- _Task description_: Check every line of the material below for the string "title", and return the ones that have it.

[Lines of data]

>> Start

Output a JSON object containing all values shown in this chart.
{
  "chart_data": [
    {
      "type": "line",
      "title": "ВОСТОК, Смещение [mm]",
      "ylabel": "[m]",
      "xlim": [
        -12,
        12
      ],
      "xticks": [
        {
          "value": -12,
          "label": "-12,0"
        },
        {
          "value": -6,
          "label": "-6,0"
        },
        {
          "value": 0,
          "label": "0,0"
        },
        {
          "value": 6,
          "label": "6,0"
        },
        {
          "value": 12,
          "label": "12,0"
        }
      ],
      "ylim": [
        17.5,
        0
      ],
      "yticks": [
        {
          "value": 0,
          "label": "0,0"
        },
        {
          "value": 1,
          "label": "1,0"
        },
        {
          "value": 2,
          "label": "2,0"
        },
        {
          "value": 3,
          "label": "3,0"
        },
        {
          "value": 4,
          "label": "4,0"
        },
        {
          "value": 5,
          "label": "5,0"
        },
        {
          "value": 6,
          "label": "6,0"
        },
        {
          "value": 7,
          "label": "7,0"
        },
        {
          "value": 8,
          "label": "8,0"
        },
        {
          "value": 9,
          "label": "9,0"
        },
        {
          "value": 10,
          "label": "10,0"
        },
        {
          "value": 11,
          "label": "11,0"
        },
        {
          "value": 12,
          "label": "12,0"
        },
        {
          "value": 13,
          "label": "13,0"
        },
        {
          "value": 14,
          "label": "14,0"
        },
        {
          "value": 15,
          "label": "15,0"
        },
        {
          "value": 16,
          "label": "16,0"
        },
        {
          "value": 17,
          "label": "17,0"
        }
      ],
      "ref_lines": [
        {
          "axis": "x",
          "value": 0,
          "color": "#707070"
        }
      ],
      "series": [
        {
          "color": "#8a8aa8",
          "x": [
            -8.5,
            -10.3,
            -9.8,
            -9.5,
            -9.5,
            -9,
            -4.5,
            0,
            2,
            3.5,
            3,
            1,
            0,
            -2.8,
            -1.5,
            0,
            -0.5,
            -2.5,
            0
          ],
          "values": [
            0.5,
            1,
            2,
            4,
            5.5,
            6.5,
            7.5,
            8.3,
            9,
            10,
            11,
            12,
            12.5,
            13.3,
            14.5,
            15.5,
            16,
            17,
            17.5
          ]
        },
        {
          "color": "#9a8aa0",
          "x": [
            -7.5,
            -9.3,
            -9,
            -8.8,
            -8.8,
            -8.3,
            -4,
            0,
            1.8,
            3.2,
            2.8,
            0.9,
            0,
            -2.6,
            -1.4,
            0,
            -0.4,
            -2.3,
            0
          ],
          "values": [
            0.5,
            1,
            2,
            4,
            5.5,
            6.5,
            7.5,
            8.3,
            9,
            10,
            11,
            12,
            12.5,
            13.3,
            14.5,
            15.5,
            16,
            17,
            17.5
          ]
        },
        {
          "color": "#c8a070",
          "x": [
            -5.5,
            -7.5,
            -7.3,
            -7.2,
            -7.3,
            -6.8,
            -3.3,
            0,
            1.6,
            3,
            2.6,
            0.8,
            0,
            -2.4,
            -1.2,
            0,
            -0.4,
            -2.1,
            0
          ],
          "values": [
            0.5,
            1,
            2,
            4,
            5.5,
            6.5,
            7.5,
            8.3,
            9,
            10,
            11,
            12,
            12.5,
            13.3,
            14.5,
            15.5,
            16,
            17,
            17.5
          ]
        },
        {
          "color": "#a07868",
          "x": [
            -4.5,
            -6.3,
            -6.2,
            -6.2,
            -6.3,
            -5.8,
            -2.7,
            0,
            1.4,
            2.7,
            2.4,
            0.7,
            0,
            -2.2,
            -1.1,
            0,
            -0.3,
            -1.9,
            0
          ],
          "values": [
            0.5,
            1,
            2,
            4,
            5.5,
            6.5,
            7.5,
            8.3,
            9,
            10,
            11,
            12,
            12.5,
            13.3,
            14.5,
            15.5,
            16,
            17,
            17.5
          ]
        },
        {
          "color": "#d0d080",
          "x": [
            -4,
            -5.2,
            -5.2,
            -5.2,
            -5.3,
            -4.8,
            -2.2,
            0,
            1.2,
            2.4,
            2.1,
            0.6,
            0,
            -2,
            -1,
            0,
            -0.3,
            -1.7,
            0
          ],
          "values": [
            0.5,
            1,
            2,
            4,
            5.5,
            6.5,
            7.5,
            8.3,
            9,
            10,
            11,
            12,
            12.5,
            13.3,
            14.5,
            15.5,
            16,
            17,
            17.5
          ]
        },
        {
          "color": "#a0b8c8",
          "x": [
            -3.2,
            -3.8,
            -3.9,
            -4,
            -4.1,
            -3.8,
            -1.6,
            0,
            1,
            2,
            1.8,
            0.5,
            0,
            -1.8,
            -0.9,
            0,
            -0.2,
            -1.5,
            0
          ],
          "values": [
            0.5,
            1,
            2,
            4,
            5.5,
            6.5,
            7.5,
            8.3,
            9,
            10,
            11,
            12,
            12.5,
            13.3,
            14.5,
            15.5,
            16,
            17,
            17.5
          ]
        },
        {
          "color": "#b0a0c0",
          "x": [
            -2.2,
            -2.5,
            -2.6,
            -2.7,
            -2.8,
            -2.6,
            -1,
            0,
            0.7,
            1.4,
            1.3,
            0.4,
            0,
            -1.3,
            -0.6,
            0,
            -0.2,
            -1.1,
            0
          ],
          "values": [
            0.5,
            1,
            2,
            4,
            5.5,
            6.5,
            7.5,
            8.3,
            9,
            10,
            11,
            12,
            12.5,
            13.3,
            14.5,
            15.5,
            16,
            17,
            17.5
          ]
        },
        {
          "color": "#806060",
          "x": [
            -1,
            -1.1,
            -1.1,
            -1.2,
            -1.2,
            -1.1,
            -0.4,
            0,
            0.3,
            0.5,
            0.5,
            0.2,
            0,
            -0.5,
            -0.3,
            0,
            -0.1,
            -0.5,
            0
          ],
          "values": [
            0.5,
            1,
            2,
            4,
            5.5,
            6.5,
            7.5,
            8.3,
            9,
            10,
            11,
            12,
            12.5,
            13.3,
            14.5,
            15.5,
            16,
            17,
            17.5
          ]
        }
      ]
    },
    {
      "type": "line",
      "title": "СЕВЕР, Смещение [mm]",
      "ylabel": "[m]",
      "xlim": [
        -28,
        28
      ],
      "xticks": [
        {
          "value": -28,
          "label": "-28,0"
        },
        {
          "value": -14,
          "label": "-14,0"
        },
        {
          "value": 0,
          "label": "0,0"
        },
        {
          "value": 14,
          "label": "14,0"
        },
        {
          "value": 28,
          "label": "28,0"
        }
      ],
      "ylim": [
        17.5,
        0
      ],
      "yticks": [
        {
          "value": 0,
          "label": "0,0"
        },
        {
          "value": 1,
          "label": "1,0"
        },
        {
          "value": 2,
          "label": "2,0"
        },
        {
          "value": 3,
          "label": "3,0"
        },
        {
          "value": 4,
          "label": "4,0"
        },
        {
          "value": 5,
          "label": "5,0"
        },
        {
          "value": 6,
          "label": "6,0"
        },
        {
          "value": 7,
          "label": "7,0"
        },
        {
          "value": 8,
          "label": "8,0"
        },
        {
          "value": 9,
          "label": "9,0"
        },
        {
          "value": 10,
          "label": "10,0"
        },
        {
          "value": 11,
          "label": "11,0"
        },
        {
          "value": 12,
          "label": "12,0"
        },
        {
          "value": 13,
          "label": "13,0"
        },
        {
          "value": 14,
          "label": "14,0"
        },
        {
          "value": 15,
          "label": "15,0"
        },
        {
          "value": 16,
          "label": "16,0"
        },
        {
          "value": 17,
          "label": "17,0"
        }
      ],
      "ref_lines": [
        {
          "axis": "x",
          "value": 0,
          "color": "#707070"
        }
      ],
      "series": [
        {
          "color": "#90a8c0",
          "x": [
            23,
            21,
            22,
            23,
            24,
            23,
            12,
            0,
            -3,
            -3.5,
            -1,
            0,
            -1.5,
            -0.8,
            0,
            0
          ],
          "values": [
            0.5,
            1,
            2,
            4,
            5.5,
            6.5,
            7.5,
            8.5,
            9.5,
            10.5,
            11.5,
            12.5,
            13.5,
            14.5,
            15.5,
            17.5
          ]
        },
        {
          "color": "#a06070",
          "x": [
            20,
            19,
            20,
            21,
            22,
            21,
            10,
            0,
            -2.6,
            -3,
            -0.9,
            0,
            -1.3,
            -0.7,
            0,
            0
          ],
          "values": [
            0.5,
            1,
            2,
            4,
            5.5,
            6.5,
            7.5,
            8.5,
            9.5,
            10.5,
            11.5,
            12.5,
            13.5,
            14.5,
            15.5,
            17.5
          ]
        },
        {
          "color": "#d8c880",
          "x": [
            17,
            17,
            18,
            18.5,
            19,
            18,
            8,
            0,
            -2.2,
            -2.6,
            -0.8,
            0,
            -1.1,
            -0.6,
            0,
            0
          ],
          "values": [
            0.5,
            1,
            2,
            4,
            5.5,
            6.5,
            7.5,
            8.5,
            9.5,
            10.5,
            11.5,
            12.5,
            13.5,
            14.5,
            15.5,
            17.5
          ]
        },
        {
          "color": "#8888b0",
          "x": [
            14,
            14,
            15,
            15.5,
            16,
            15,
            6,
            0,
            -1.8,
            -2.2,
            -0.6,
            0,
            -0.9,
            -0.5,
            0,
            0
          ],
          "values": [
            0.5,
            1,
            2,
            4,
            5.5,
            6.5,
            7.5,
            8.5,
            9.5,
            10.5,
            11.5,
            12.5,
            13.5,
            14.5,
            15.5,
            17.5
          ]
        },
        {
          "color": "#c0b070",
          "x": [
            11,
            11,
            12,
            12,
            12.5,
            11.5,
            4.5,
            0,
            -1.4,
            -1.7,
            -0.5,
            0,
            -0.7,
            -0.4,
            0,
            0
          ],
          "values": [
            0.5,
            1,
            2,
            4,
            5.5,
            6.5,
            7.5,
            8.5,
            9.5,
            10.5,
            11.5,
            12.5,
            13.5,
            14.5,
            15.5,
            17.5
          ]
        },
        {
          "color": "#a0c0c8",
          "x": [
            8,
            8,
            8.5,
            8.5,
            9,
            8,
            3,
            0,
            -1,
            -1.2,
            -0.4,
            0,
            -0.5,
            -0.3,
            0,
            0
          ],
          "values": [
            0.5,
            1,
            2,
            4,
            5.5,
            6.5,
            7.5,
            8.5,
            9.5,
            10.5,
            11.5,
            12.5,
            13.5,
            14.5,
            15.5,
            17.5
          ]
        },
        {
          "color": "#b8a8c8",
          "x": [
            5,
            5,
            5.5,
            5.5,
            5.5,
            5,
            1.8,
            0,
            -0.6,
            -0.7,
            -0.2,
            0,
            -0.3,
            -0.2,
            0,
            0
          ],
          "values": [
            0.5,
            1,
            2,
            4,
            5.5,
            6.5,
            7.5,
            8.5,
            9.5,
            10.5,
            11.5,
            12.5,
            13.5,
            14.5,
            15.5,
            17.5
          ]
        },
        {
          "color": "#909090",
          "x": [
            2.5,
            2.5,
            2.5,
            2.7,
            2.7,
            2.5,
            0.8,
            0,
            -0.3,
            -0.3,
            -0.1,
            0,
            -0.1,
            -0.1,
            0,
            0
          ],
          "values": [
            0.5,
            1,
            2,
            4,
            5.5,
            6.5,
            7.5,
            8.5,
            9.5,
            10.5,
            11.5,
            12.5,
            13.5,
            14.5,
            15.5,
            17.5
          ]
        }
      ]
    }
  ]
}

>> End

- _Exercise answer_:
      "title": "ВОСТОК, Смещение [mm]",
      "title": "СЕВЕР, Смещение [mm]",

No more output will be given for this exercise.